## WHAT YOU NEED TO DO
Pick out every line holding the string "اللہ" and copy it.

## RECORDED DATA
--------------------------------------------------

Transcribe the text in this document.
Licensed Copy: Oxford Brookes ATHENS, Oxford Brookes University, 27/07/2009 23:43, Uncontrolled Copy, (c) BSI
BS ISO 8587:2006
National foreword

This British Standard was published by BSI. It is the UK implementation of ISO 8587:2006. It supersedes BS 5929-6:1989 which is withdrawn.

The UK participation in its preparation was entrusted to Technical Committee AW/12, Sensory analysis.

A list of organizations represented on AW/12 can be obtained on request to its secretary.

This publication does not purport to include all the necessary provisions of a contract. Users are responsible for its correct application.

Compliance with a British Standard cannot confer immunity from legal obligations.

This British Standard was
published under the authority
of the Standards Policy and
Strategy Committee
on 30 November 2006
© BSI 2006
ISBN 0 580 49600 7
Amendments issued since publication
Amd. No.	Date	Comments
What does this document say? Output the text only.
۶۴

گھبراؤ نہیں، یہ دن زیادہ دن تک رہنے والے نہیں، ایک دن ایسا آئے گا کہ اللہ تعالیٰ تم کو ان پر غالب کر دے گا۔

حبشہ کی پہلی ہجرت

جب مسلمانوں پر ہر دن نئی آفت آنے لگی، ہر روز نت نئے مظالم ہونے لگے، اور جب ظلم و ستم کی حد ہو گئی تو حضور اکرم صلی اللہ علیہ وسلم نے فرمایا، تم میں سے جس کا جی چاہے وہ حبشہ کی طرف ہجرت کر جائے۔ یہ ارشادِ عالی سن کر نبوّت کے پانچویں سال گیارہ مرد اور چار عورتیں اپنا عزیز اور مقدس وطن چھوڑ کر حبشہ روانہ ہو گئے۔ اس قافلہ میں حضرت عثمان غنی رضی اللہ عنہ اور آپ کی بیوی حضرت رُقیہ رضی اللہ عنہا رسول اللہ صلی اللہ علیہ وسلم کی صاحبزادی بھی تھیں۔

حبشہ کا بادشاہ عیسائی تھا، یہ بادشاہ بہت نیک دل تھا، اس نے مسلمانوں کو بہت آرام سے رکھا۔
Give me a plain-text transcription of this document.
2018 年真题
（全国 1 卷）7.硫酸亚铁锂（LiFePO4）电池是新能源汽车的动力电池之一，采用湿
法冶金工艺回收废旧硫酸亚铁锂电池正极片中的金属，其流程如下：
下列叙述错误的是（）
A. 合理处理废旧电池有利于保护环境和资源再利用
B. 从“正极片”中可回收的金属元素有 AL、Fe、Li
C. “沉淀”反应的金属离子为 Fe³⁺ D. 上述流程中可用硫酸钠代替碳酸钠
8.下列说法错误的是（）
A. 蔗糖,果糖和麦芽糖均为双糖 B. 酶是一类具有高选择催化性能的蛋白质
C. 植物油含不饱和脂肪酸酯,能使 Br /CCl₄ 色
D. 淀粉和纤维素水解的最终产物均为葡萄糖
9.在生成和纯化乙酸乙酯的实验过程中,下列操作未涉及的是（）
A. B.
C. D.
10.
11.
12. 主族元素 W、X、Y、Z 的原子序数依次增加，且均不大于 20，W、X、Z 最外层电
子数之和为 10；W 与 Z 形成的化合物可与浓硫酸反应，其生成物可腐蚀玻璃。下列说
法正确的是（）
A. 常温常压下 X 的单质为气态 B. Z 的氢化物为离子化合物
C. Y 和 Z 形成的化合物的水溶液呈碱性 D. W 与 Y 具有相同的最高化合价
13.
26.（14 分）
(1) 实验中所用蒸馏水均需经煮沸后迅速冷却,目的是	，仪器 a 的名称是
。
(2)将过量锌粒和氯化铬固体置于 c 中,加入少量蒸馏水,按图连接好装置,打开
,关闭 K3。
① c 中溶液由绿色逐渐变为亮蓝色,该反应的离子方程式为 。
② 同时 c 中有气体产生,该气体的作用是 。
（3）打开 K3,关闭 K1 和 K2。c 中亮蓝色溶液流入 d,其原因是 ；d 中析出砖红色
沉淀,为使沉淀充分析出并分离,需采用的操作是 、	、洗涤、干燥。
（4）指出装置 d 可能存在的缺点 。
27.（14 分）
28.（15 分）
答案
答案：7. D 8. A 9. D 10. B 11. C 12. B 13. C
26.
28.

--------------------------------------------------

## EXERCISE ANSWER
گھبراؤ نہیں، یہ دن زیادہ دن تک رہنے والے نہیں، ایک دن ایسا آئے گا کہ اللہ تعالیٰ تم کو ان پر غالب کر دے گا۔
جب مسلمانوں پر ہر دن نئی آفت آنے لگی، ہر روز نت نئے مظالم ہونے لگے، اور جب ظلم و ستم کی حد ہو گئی تو حضور اکرم صلی اللہ علیہ وسلم نے فرمایا، تم میں سے جس کا جی چاہے وہ حبشہ کی طرف ہجرت کر جائے۔ یہ ارشادِ عالی سن کر نبوّت کے پانچویں سال گیارہ مرد اور چار عورتیں اپنا عزیز اور مقدس وطن چھوڑ کر حبشہ روانہ ہو گئے۔ اس قافلہ میں حضرت عثمان غنی رضی اللہ عنہ اور آپ کی بیوی حضرت رُقیہ رضی اللہ عنہا رسول اللہ صلی اللہ علیہ وسلم کی صاحبزادی بھی تھیں۔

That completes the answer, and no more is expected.